* **EXERCISE DETAILS**: Extract all lines from the data beneath that include the word "JSON".

* **Data records**:

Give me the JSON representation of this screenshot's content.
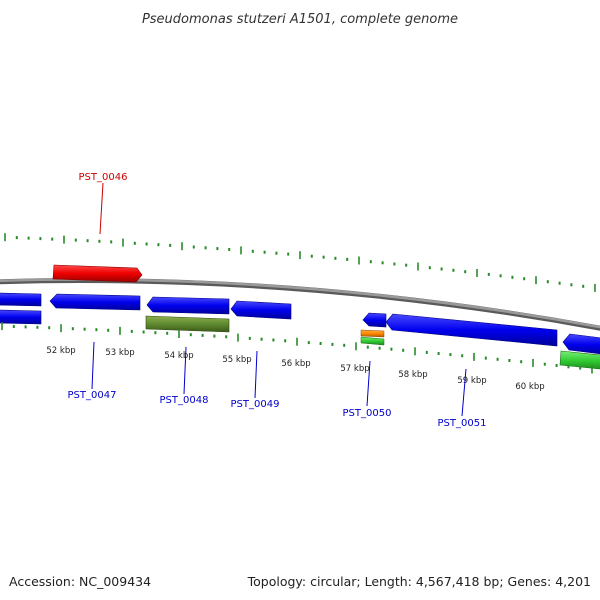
{
  "title": "Pseudomonas stutzeri A1501, complete genome",
  "footer": {
    "accession": "Accession: NC_009434",
    "summary": "Topology: circular; Length: 4,567,418 bp; Genes: 4,201"
  },
  "colors": {
    "backbone": "#8a8a8a",
    "tick_marks": "#2a8a2a",
    "gene_forward": "#ee0000",
    "gene_reverse": "#0000ee",
    "label_red": "#cc0000",
    "label_blue": "#0000cc",
    "rna_olive": "#5f8a2f",
    "rna_green": "#33cc33",
    "rna_orange": "#ff8800"
  },
  "scale_labels": [
    "52 kbp",
    "53 kbp",
    "54 kbp",
    "55 kbp",
    "56 kbp",
    "57 kbp",
    "58 kbp",
    "59 kbp",
    "60 kbp"
  ],
  "gene_labels": [
    {
      "id": "PST_0046",
      "strand": "forward"
    },
    {
      "id": "PST_0047",
      "strand": "reverse"
    },
    {
      "id": "PST_0048",
      "strand": "reverse"
    },
    {
      "id": "PST_0049",
      "strand": "reverse"
    },
    {
      "id": "PST_0050",
      "strand": "reverse"
    },
    {
      "id": "PST_0051",
      "strand": "reverse"
    }
  ]
}
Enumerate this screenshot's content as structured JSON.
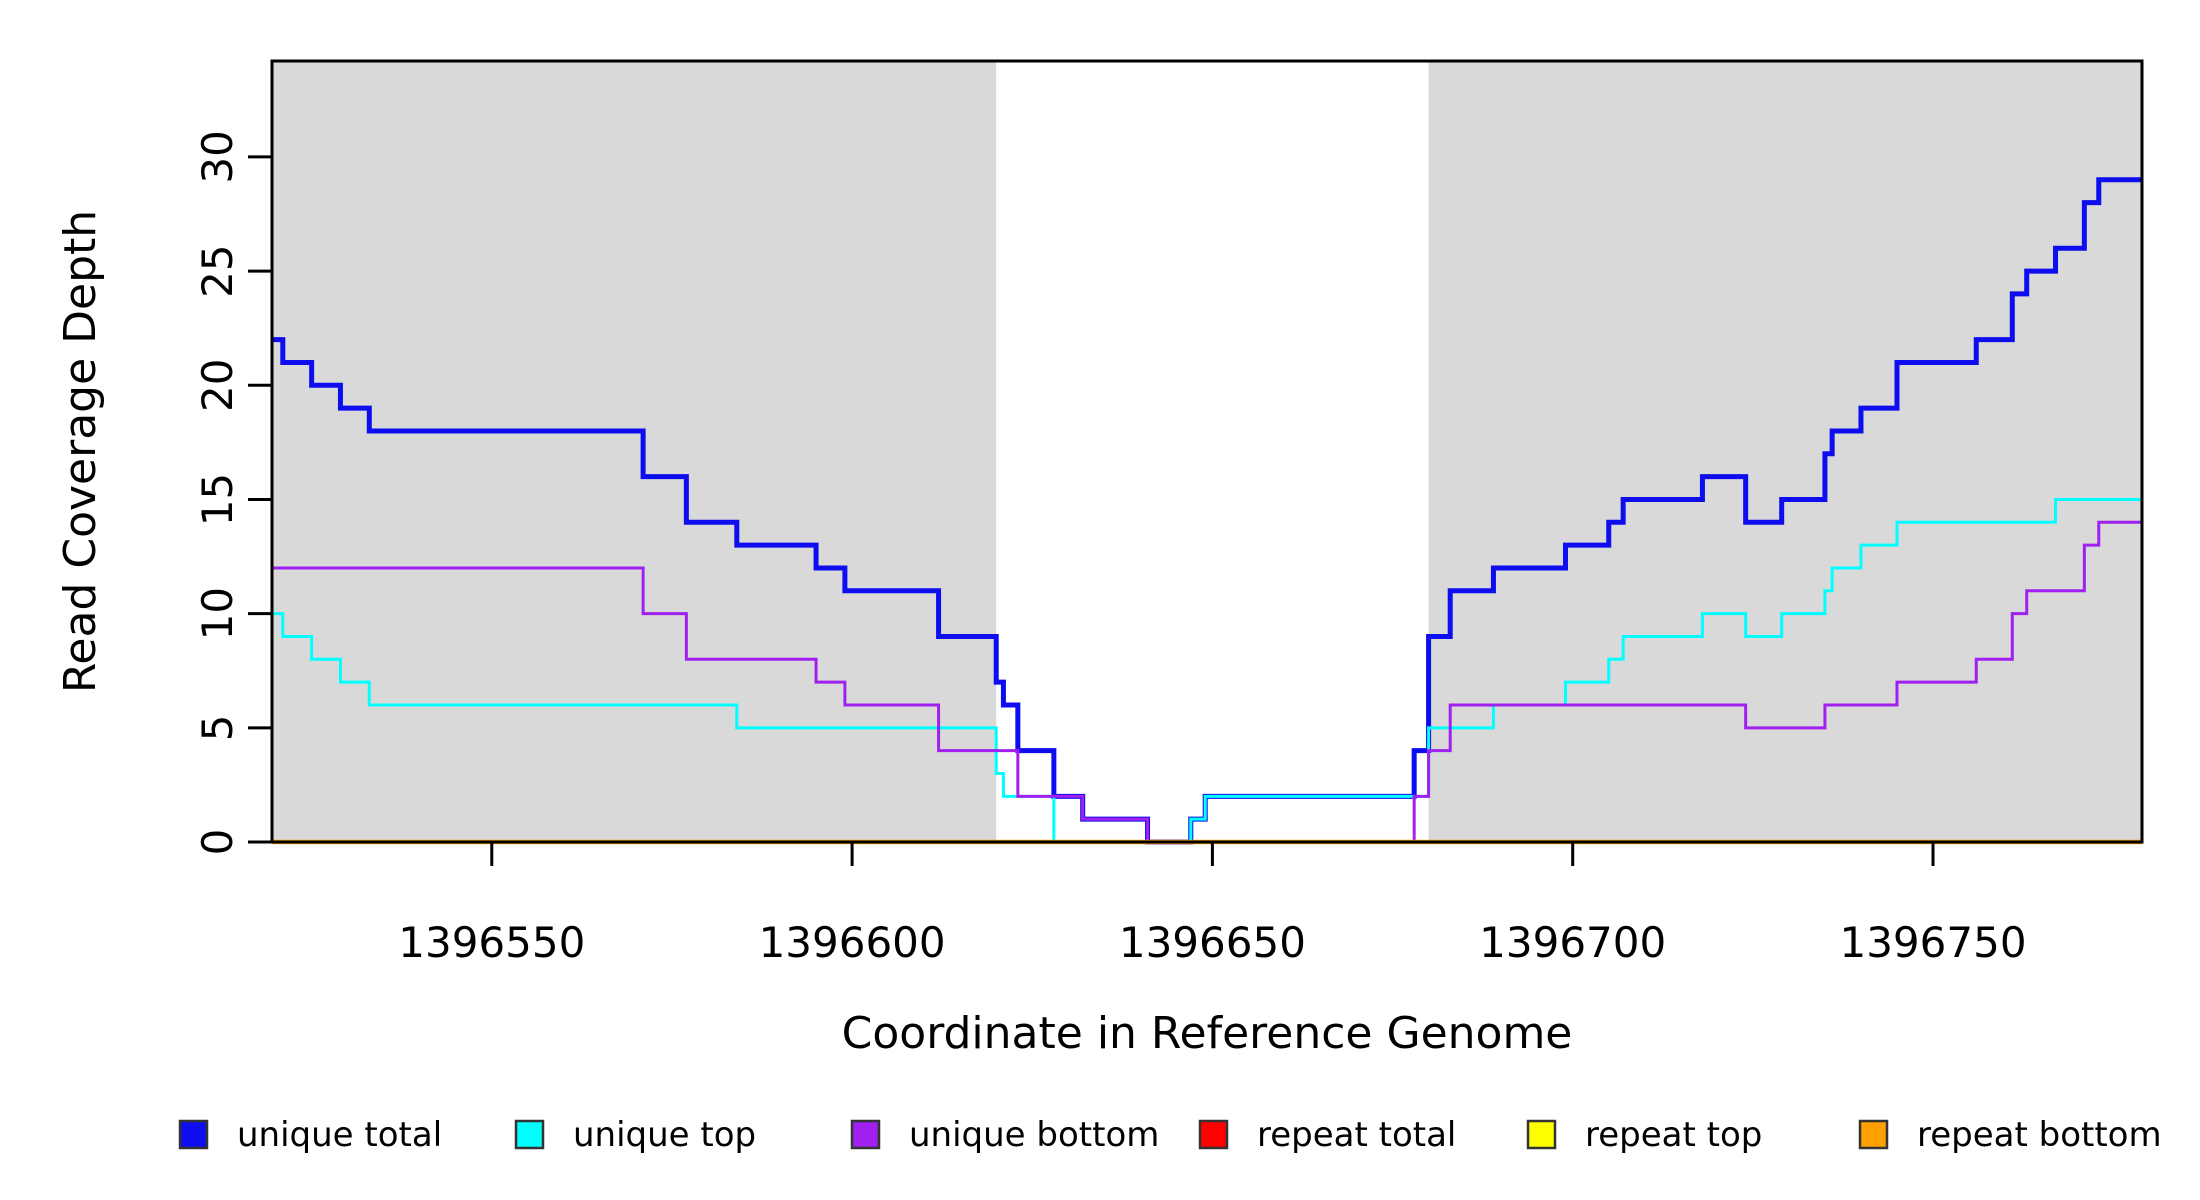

* **YOUR SOLUTION**:
Give me the JSON representation of this screenshot's content.
Enumerate this screenshot's content as structured JSON.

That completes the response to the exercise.